[Excerpt from a dataset]

━━━━━━━━━━

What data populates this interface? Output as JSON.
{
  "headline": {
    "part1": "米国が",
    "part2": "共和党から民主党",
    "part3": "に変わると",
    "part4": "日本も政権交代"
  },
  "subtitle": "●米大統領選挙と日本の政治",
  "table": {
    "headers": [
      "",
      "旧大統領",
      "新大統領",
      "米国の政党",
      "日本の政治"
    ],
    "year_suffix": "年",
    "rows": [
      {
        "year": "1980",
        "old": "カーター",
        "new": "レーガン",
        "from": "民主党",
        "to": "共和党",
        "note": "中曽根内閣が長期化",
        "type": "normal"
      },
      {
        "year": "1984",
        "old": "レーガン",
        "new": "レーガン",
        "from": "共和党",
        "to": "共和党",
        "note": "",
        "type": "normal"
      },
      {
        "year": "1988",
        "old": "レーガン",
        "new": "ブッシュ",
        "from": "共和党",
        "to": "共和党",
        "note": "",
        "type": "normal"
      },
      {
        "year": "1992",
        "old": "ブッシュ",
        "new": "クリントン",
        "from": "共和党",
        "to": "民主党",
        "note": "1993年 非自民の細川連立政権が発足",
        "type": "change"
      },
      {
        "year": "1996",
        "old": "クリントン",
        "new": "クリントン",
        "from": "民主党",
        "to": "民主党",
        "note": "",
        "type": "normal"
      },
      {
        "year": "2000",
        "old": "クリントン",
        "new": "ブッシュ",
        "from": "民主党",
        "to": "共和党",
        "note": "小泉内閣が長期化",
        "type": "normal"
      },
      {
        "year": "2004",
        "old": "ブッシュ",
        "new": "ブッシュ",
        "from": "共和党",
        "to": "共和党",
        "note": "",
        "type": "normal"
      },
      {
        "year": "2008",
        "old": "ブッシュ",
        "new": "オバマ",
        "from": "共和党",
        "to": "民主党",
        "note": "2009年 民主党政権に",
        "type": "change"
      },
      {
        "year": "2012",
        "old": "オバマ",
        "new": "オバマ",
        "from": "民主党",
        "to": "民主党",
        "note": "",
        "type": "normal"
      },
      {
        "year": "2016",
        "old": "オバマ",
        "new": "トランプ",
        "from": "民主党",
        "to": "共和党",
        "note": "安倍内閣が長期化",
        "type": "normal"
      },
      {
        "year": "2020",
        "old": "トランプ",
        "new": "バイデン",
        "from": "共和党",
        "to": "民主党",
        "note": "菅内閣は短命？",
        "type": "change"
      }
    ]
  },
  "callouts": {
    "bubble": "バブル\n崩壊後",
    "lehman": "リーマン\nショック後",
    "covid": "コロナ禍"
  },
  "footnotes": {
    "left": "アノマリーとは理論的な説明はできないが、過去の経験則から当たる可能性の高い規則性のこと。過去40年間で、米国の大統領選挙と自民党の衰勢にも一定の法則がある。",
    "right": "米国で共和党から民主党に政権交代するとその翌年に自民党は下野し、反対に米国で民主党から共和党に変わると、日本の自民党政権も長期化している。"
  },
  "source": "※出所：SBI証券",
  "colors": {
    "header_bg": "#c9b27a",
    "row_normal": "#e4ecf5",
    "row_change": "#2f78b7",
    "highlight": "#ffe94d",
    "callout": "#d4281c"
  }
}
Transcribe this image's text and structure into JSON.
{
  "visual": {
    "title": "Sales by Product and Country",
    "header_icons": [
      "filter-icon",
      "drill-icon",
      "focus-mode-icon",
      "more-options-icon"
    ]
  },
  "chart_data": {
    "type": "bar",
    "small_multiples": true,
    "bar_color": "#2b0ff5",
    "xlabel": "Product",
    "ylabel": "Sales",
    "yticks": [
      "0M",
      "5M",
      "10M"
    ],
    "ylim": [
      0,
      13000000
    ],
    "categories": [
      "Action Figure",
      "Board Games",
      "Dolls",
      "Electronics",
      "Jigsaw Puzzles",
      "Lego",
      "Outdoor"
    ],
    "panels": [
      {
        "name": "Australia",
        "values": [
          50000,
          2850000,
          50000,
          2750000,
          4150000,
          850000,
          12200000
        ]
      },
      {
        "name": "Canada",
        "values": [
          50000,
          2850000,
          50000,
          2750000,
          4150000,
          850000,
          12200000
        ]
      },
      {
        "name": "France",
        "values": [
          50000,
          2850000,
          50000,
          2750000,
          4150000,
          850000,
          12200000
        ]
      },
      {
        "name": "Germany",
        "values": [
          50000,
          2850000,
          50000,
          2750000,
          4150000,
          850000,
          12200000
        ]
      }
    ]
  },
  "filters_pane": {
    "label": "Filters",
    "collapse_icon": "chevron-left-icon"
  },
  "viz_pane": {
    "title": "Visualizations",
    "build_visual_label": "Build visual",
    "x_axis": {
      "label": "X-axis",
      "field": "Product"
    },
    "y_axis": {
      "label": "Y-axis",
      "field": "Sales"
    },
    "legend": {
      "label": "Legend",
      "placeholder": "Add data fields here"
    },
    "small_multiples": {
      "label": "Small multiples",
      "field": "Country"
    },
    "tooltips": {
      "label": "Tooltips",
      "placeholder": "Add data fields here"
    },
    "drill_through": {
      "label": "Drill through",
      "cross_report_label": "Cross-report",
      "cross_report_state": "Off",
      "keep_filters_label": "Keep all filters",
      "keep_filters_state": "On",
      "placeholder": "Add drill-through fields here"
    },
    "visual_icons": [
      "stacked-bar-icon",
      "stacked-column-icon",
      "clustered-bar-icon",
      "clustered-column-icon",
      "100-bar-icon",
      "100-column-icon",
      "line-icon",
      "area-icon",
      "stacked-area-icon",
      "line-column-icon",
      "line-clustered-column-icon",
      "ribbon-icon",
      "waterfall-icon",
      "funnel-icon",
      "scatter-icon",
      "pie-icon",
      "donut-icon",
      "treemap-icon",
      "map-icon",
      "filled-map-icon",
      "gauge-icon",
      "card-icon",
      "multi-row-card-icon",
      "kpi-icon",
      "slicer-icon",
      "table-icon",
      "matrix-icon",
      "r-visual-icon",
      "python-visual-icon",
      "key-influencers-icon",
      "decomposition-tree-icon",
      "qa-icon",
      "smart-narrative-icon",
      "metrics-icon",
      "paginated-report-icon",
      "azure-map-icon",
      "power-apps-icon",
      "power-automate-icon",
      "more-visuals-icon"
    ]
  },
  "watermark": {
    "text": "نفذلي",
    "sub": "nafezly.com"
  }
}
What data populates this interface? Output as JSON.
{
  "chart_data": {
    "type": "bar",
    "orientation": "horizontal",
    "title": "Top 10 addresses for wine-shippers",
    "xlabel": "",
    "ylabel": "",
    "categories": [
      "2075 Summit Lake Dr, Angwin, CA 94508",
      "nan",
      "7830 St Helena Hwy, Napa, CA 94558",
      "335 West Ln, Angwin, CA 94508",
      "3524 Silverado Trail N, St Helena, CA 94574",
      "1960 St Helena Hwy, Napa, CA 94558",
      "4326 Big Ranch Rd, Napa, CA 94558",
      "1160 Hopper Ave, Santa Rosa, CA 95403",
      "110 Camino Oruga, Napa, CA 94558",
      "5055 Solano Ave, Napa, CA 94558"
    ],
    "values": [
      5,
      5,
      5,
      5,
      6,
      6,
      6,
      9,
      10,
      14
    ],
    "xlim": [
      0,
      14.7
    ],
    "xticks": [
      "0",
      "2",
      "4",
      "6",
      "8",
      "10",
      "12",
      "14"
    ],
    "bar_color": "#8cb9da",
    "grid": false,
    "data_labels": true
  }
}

━━━━━━━━━━

To be done »
Retype the material above, line by line, exactly.

The result »
What data populates this interface? Output as JSON.
{
  "headline": {
    "part1": "米国が",
    "part2": "共和党から民主党",
    "part3": "に変わると",
    "part4": "日本も政権交代"
  },
  "subtitle": "●米大統領選挙と日本の政治",
  "table": {
    "headers": [
      "",
      "旧大統領",
      "新大統領",
      "米国の政党",
      "日本の政治"
    ],
    "year_suffix": "年",
    "rows": [
      {
        "year": "1980",
        "old": "カーター",
        "new": "レーガン",
        "from": "民主党",
        "to": "共和党",
        "note": "中曽根内閣が長期化",
        "type": "normal"
      },
      {
        "year": "1984",
        "old": "レーガン",
        "new": "レーガン",
        "from": "共和党",
        "to": "共和党",
        "note": "",
        "type": "normal"
      },
      {
        "year": "1988",
        "old": "レーガン",
        "new": "ブッシュ",
        "from": "共和党",
        "to": "共和党",
        "note": "",
        "type": "normal"
      },
      {
        "year": "1992",
        "old": "ブッシュ",
        "new": "クリントン",
        "from": "共和党",
        "to": "民主党",
        "note": "1993年 非自民の細川連立政権が発足",
        "type": "change"
      },
      {
        "year": "1996",
        "old": "クリントン",
        "new": "クリントン",
        "from": "民主党",
        "to": "民主党",
        "note": "",
        "type": "normal"
      },
      {
        "year": "2000",
        "old": "クリントン",
        "new": "ブッシュ",
        "from": "民主党",
        "to": "共和党",
        "note": "小泉内閣が長期化",
        "type": "normal"
      },
      {
        "year": "2004",
        "old": "ブッシュ",
        "new": "ブッシュ",
        "from": "共和党",
        "to": "共和党",
        "note": "",
        "type": "normal"
      },
      {
        "year": "2008",
        "old": "ブッシュ",
        "new": "オバマ",
        "from": "共和党",
        "to": "民主党",
        "note": "2009年 民主党政権に",
        "type": "change"
      },
      {
        "year": "2012",
        "old": "オバマ",
        "new": "オバマ",
        "from": "民主党",
        "to": "民主党",
        "note": "",
        "type": "normal"
      },
      {
        "year": "2016",
        "old": "オバマ",
        "new": "トランプ",
        "from": "民主党",
        "to": "共和党",
        "note": "安倍内閣が長期化",
        "type": "normal"
      },
      {
        "year": "2020",
        "old": "トランプ",
        "new": "バイデン",
        "from": "共和党",
        "to": "民主党",
        "note": "菅内閣は短命？",
        "type": "change"
      }
    ]
  },
  "callouts": {
    "bubble": "バブル\n崩壊後",
    "lehman": "リーマン\nショック後",
    "covid": "コロナ禍"
  },
  "footnotes": {
    "left": "アノマリーとは理論的な説明はできないが、過去の経験則から当たる可能性の高い規則性のこと。過去40年間で、米国の大統領選挙と自民党の衰勢にも一定の法則がある。",
    "right": "米国で共和党から民主党に政権交代するとその翌年に自民党は下野し、反対に米国で民主党から共和党に変わると、日本の自民党政権も長期化している。"
  },
  "source": "※出所：SBI証券",
  "colors": {
    "header_bg": "#c9b27a",
    "row_normal": "#e4ecf5",
    "row_change": "#2f78b7",
    "highlight": "#ffe94d",
    "callout": "#d4281c"
  }
}
Transcribe this image's text and structure into JSON.
{
  "visual": {
    "title": "Sales by Product and Country",
    "header_icons": [
      "filter-icon",
      "drill-icon",
      "focus-mode-icon",
      "more-options-icon"
    ]
  },
  "chart_data": {
    "type": "bar",
    "small_multiples": true,
    "bar_color": "#2b0ff5",
    "xlabel": "Product",
    "ylabel": "Sales",
    "yticks": [
      "0M",
      "5M",
      "10M"
    ],
    "ylim": [
      0,
      13000000
    ],
    "categories": [
      "Action Figure",
      "Board Games",
      "Dolls",
      "Electronics",
      "Jigsaw Puzzles",
      "Lego",
      "Outdoor"
    ],
    "panels": [
      {
        "name": "Australia",
        "values": [
          50000,
          2850000,
          50000,
          2750000,
          4150000,
          850000,
          12200000
        ]
      },
      {
        "name": "Canada",
        "values": [
          50000,
          2850000,
          50000,
          2750000,
          4150000,
          850000,
          12200000
        ]
      },
      {
        "name": "France",
        "values": [
          50000,
          2850000,
          50000,
          2750000,
          4150000,
          850000,
          12200000
        ]
      },
      {
        "name": "Germany",
        "values": [
          50000,
          2850000,
          50000,
          2750000,
          4150000,
          850000,
          12200000
        ]
      }
    ]
  },
  "filters_pane": {
    "label": "Filters",
    "collapse_icon": "chevron-left-icon"
  },
  "viz_pane": {
    "title": "Visualizations",
    "build_visual_label": "Build visual",
    "x_axis": {
      "label": "X-axis",
      "field": "Product"
    },
    "y_axis": {
      "label": "Y-axis",
      "field": "Sales"
    },
    "legend": {
      "label": "Legend",
      "placeholder": "Add data fields here"
    },
    "small_multiples": {
      "label": "Small multiples",
      "field": "Country"
    },
    "tooltips": {
      "label": "Tooltips",
      "placeholder": "Add data fields here"
    },
    "drill_through": {
      "label": "Drill through",
      "cross_report_label": "Cross-report",
      "cross_report_state": "Off",
      "keep_filters_label": "Keep all filters",
      "keep_filters_state": "On",
      "placeholder": "Add drill-through fields here"
    },
    "visual_icons": [
      "stacked-bar-icon",
      "stacked-column-icon",
      "clustered-bar-icon",
      "clustered-column-icon",
      "100-bar-icon",
      "100-column-icon",
      "line-icon",
      "area-icon",
      "stacked-area-icon",
      "line-column-icon",
      "line-clustered-column-icon",
      "ribbon-icon",
      "waterfall-icon",
      "funnel-icon",
      "scatter-icon",
      "pie-icon",
      "donut-icon",
      "treemap-icon",
      "map-icon",
      "filled-map-icon",
      "gauge-icon",
      "card-icon",
      "multi-row-card-icon",
      "kpi-icon",
      "slicer-icon",
      "table-icon",
      "matrix-icon",
      "r-visual-icon",
      "python-visual-icon",
      "key-influencers-icon",
      "decomposition-tree-icon",
      "qa-icon",
      "smart-narrative-icon",
      "metrics-icon",
      "paginated-report-icon",
      "azure-map-icon",
      "power-apps-icon",
      "power-automate-icon",
      "more-visuals-icon"
    ]
  },
  "watermark": {
    "text": "نفذلي",
    "sub": "nafezly.com"
  }
}
What data populates this interface? Output as JSON.
{
  "chart_data": {
    "type": "bar",
    "orientation": "horizontal",
    "title": "Top 10 addresses for wine-shippers",
    "xlabel": "",
    "ylabel": "",
    "categories": [
      "2075 Summit Lake Dr, Angwin, CA 94508",
      "nan",
      "7830 St Helena Hwy, Napa, CA 94558",
      "335 West Ln, Angwin, CA 94508",
      "3524 Silverado Trail N, St Helena, CA 94574",
      "1960 St Helena Hwy, Napa, CA 94558",
      "4326 Big Ranch Rd, Napa, CA 94558",
      "1160 Hopper Ave, Santa Rosa, CA 95403",
      "110 Camino Oruga, Napa, CA 94558",
      "5055 Solano Ave, Napa, CA 94558"
    ],
    "values": [
      5,
      5,
      5,
      5,
      6,
      6,
      6,
      9,
      10,
      14
    ],
    "xlim": [
      0,
      14.7
    ],
    "xticks": [
      "0",
      "2",
      "4",
      "6",
      "8",
      "10",
      "12",
      "14"
    ],
    "bar_color": "#8cb9da",
    "grid": false,
    "data_labels": true
  }
}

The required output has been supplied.